The request: Copy out each line below that has the word "reasons" in it.

Provided material:
* START *

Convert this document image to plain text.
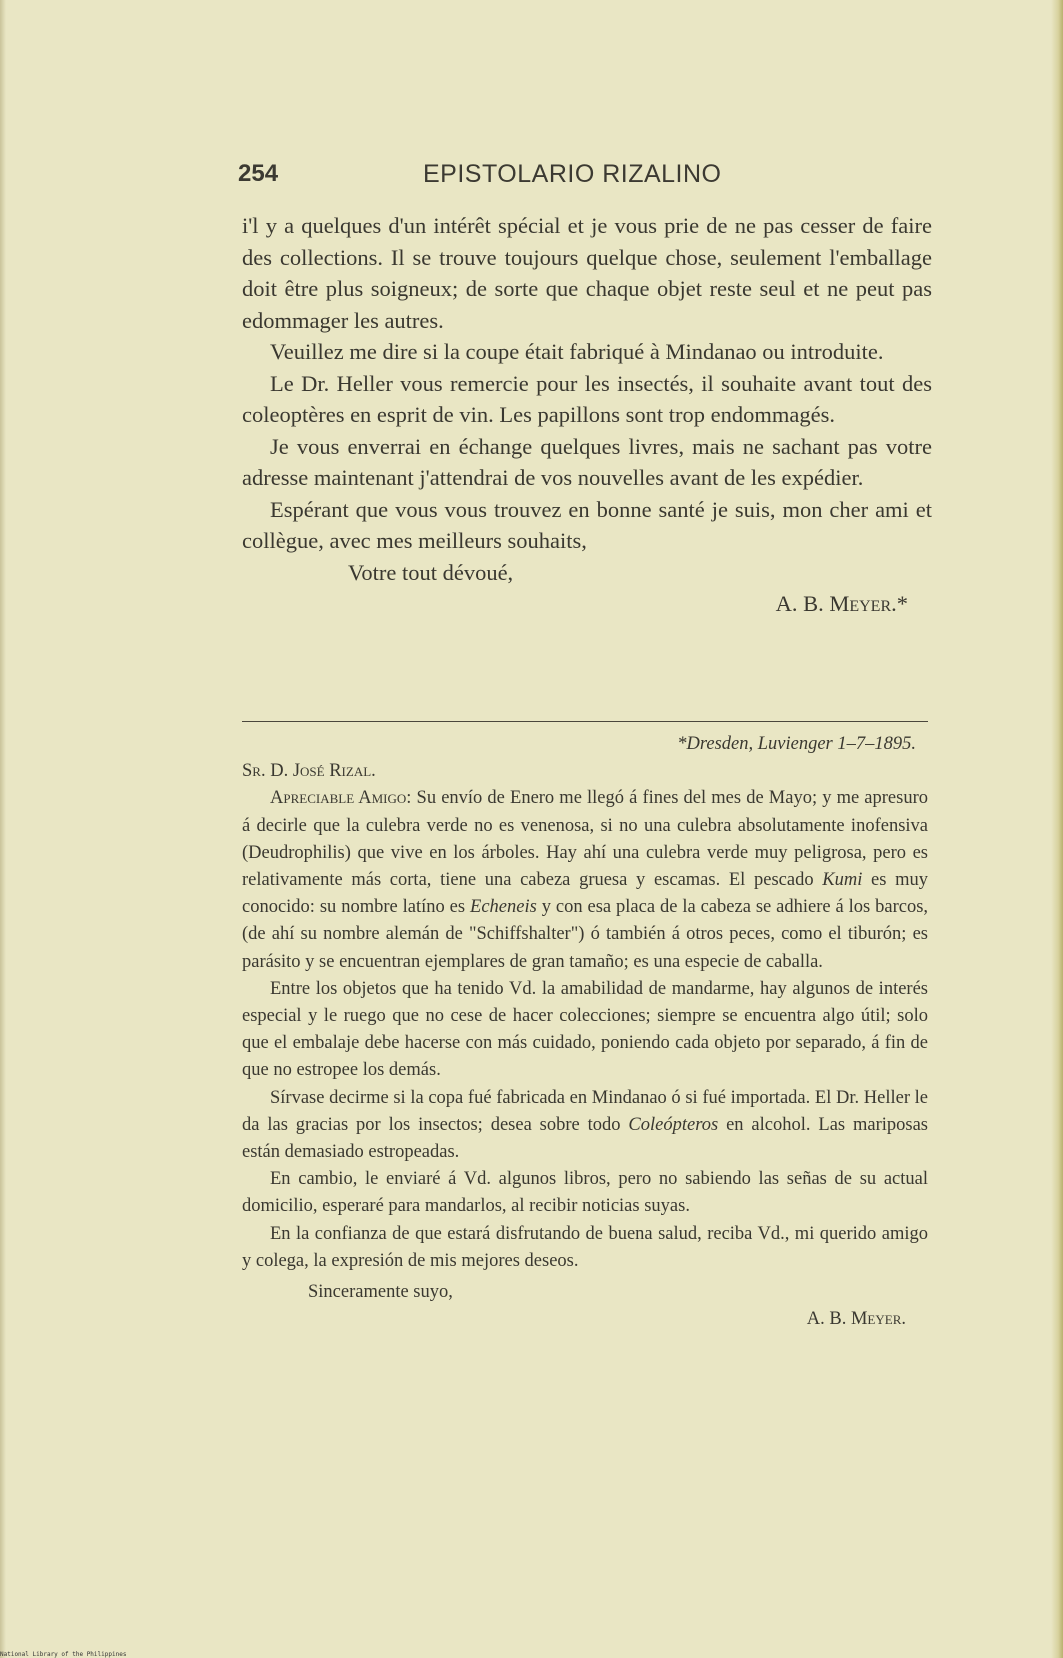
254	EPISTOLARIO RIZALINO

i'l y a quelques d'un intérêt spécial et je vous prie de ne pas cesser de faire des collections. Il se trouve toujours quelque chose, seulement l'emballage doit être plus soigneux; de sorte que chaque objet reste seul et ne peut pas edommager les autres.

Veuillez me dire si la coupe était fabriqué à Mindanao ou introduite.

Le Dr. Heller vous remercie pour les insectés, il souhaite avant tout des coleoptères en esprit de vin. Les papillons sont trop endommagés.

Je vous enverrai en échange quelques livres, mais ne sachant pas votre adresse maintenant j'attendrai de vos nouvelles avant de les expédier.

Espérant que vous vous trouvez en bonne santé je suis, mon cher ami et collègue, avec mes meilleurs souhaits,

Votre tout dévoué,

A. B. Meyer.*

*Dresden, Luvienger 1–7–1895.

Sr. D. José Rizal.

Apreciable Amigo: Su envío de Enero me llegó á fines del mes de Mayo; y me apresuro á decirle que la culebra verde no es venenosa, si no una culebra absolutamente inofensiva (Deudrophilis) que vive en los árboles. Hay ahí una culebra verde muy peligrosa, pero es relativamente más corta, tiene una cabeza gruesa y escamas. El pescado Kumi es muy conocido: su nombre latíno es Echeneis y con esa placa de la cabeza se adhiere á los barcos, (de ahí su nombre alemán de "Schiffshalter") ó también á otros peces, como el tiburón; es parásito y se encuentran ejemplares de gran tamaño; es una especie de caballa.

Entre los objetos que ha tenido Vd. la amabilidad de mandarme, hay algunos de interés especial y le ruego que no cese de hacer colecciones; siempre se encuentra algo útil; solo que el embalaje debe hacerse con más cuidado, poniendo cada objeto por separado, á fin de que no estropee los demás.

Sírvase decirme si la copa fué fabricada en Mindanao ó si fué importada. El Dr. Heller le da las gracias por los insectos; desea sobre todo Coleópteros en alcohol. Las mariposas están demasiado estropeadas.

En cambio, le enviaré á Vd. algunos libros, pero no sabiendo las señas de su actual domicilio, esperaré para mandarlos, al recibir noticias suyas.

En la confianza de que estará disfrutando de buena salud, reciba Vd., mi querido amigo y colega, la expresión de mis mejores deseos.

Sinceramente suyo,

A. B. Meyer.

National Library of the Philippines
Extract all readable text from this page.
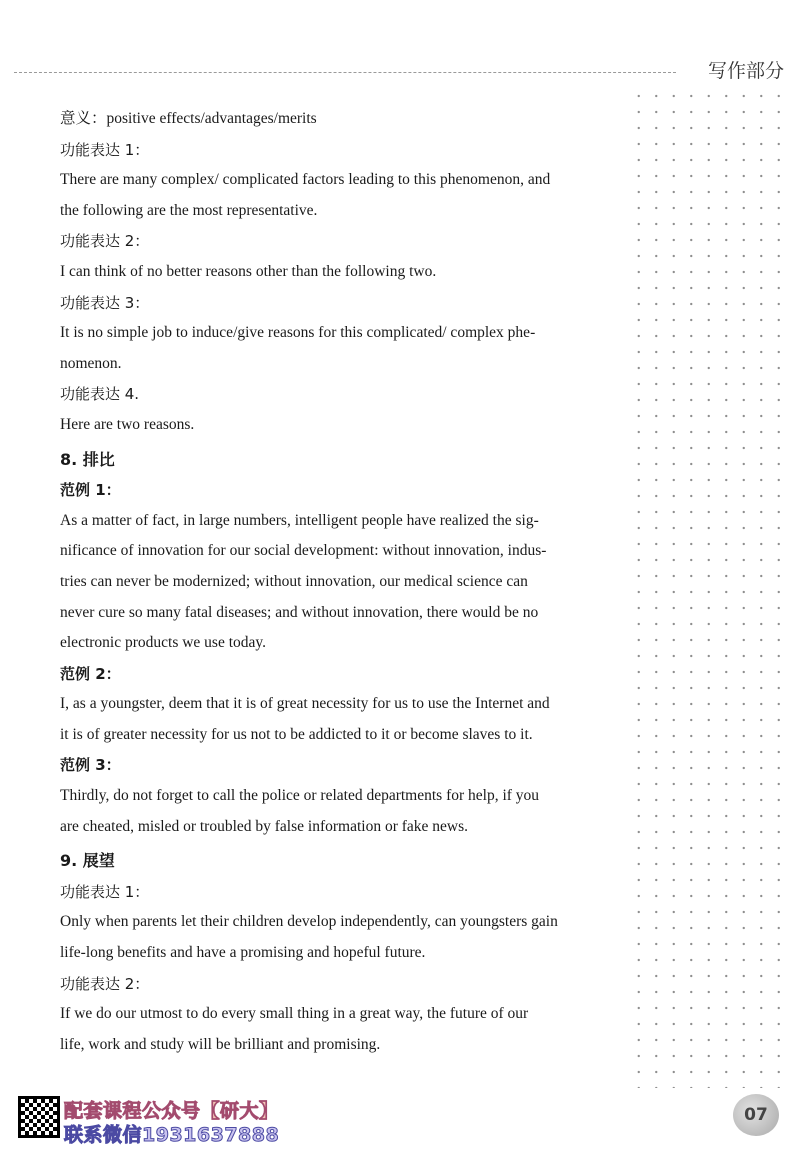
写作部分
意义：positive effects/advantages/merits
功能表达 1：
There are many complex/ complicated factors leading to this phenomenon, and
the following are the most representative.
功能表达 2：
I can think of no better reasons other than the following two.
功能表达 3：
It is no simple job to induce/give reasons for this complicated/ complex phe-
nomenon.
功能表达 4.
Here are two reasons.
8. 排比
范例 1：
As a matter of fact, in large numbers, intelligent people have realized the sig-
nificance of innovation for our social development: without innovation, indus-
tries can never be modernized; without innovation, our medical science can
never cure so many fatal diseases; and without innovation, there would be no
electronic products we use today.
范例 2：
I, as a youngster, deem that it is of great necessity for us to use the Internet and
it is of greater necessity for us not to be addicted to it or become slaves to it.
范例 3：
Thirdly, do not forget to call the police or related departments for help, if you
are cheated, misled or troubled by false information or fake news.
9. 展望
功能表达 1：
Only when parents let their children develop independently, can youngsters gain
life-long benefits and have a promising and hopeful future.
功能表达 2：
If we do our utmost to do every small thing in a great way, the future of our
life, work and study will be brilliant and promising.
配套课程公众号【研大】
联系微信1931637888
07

* END *
* START *

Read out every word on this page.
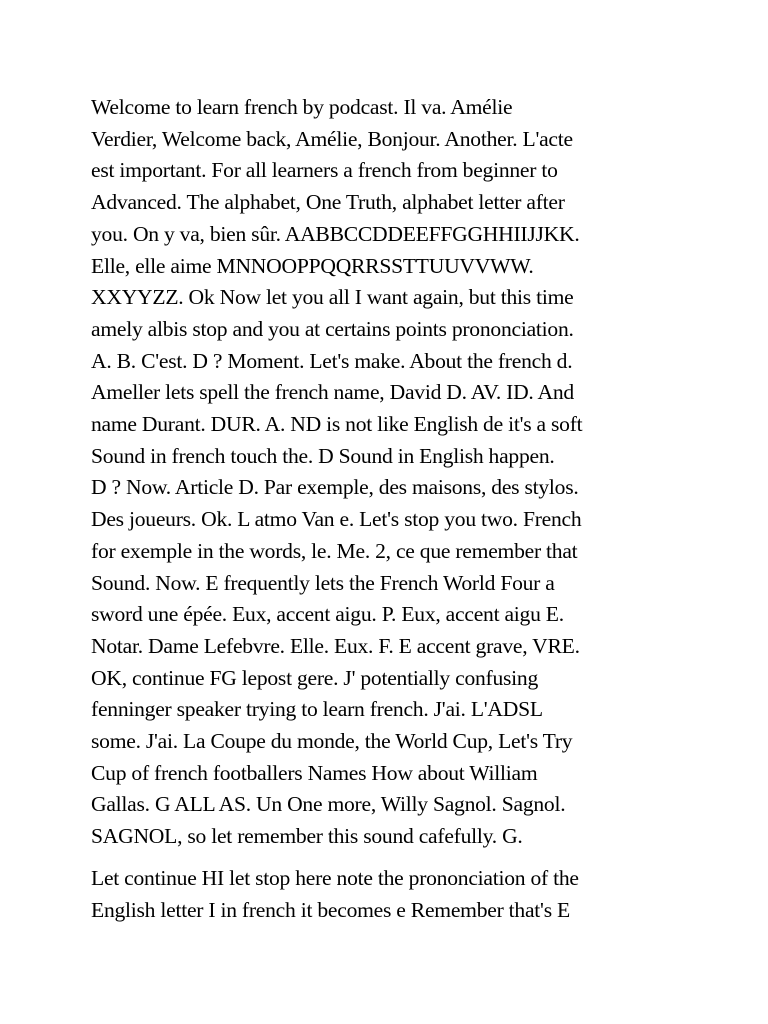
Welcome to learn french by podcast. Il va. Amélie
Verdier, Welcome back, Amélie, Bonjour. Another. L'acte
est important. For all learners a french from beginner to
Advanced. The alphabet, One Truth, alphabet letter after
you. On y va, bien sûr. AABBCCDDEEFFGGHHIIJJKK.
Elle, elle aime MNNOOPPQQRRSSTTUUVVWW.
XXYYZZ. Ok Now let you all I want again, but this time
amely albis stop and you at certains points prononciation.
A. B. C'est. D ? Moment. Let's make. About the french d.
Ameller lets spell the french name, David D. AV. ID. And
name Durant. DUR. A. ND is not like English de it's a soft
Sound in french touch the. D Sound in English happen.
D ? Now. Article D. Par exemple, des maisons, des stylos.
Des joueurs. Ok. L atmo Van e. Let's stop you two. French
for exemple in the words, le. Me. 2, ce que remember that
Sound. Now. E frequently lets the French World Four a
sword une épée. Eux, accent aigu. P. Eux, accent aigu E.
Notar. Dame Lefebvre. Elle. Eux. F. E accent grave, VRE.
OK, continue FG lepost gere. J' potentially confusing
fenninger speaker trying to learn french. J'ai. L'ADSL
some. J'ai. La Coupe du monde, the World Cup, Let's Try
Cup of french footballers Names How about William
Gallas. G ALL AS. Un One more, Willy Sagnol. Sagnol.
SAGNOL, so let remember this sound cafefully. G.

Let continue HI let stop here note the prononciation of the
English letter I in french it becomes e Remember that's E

* END *
* START *

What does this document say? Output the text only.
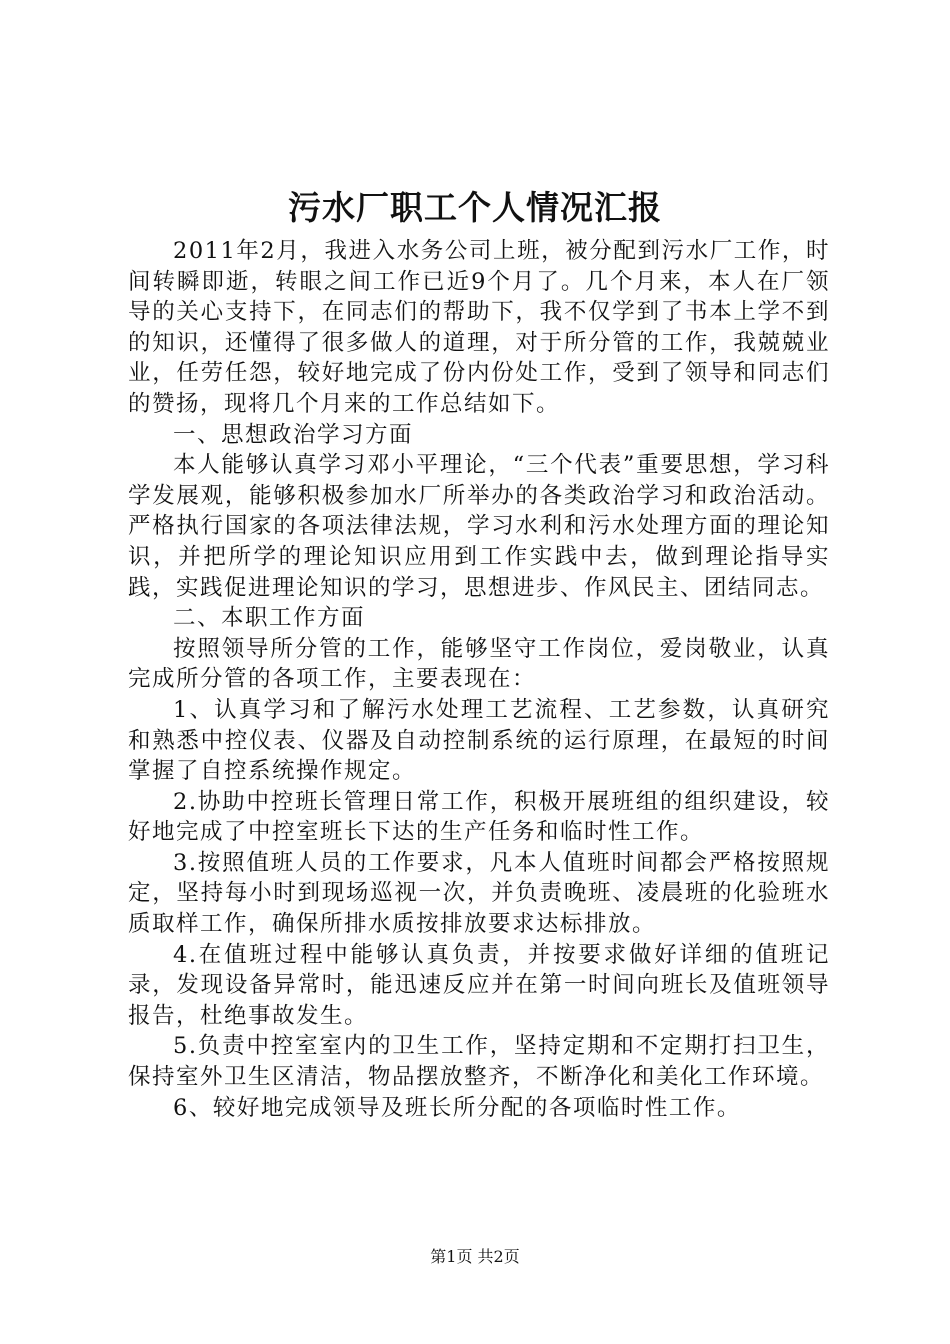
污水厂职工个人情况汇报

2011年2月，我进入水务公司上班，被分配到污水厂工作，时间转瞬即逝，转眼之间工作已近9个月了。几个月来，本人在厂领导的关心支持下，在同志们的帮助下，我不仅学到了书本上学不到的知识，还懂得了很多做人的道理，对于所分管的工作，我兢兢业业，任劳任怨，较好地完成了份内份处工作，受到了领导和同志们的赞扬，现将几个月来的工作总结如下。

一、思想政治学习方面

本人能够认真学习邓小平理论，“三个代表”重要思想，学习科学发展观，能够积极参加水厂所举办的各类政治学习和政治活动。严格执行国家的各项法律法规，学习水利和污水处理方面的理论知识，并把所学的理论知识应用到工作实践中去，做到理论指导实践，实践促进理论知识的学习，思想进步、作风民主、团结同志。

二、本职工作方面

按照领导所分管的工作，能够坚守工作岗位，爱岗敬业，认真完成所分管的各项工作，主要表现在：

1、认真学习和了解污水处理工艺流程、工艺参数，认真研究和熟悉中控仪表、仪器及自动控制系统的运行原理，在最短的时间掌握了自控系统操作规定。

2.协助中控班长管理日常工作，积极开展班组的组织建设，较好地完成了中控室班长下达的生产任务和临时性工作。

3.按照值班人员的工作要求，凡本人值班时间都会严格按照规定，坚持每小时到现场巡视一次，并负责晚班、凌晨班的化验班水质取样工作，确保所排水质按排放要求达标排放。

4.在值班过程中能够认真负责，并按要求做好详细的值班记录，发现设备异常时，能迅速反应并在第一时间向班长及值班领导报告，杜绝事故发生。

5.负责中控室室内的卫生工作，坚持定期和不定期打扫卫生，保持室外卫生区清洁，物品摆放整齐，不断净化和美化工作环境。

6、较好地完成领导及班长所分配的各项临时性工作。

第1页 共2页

* END *

Solution to this task:
I can think of no better reasons other than the following two.
It is no simple job to induce/give reasons for this complicated/ complex phe-
Here are two reasons.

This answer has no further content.